━━━ Listed entries

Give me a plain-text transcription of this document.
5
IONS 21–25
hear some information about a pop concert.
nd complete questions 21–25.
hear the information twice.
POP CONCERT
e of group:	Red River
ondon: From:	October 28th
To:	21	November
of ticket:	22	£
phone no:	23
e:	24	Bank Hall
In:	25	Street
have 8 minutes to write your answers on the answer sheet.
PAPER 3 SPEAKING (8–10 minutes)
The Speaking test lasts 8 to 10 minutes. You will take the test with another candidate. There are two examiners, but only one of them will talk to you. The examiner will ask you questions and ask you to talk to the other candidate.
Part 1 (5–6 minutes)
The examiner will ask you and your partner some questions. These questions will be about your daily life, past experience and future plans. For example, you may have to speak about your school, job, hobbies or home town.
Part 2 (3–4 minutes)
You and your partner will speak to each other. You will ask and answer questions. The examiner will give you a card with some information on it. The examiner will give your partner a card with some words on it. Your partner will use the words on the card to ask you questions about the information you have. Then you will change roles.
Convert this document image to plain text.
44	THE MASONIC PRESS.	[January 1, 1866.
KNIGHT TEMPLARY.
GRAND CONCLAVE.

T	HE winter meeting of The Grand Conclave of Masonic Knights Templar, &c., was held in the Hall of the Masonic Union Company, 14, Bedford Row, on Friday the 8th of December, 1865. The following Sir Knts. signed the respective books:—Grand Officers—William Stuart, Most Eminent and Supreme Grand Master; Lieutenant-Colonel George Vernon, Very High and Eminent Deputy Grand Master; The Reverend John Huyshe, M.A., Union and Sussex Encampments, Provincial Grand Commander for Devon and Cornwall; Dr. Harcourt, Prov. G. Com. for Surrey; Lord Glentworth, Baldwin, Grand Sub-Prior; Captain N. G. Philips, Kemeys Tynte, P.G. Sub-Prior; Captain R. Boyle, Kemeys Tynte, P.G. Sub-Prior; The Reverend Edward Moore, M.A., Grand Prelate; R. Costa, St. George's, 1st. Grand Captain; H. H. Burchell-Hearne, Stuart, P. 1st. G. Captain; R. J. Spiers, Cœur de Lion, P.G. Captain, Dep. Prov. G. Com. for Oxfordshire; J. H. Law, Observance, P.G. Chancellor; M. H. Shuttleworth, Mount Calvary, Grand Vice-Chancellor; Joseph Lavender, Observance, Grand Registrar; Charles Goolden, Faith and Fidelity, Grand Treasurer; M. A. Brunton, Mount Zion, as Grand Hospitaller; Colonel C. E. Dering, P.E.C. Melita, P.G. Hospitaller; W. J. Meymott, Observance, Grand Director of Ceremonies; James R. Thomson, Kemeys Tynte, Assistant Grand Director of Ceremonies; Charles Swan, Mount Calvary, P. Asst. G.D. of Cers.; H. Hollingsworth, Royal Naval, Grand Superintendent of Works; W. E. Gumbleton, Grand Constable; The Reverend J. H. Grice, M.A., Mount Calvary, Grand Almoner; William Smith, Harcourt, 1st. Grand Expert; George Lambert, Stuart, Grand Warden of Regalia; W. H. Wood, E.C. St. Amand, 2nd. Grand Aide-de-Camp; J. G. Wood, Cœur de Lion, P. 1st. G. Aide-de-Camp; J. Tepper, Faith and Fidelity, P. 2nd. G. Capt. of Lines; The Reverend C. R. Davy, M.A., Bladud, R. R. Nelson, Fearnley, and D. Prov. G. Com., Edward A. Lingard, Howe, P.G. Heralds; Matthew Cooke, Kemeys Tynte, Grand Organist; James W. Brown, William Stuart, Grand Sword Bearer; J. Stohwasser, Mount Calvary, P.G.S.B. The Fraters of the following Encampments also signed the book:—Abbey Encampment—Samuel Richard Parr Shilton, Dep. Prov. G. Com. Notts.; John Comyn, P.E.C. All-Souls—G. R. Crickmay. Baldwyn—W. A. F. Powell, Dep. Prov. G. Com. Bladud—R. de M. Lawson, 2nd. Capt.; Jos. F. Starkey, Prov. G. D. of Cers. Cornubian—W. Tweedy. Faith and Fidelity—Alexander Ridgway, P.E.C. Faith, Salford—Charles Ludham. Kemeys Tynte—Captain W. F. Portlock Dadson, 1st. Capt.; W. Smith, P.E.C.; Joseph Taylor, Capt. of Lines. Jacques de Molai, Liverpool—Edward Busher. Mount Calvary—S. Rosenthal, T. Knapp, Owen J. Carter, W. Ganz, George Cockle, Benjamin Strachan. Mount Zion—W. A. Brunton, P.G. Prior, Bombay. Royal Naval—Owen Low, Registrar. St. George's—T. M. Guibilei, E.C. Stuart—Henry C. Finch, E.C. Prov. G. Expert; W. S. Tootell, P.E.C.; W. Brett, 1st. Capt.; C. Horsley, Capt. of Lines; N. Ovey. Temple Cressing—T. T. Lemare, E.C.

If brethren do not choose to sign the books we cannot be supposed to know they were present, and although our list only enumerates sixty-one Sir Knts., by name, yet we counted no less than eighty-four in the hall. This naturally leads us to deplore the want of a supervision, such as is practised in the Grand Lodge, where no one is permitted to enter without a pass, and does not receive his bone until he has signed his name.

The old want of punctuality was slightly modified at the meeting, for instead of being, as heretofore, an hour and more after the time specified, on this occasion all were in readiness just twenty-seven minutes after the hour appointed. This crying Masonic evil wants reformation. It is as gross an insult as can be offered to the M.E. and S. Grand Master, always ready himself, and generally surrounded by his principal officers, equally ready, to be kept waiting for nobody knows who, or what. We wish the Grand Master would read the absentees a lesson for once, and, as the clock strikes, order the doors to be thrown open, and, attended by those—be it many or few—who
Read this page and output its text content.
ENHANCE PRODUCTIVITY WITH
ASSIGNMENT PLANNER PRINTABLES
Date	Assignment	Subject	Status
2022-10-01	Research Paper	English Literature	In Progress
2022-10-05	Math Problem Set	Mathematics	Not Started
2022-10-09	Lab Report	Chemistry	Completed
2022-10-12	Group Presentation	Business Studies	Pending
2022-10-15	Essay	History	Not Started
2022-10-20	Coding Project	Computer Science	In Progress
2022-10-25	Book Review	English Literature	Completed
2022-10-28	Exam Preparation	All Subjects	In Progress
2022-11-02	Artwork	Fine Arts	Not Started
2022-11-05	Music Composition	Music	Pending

━━━━━━

**Given request**. In the entries above, find every line with the word "text" and list it.

**Solution to this problem**.
Give me a plain-text transcription of this document.
Convert this document image to plain text.
Read this page and output its text content.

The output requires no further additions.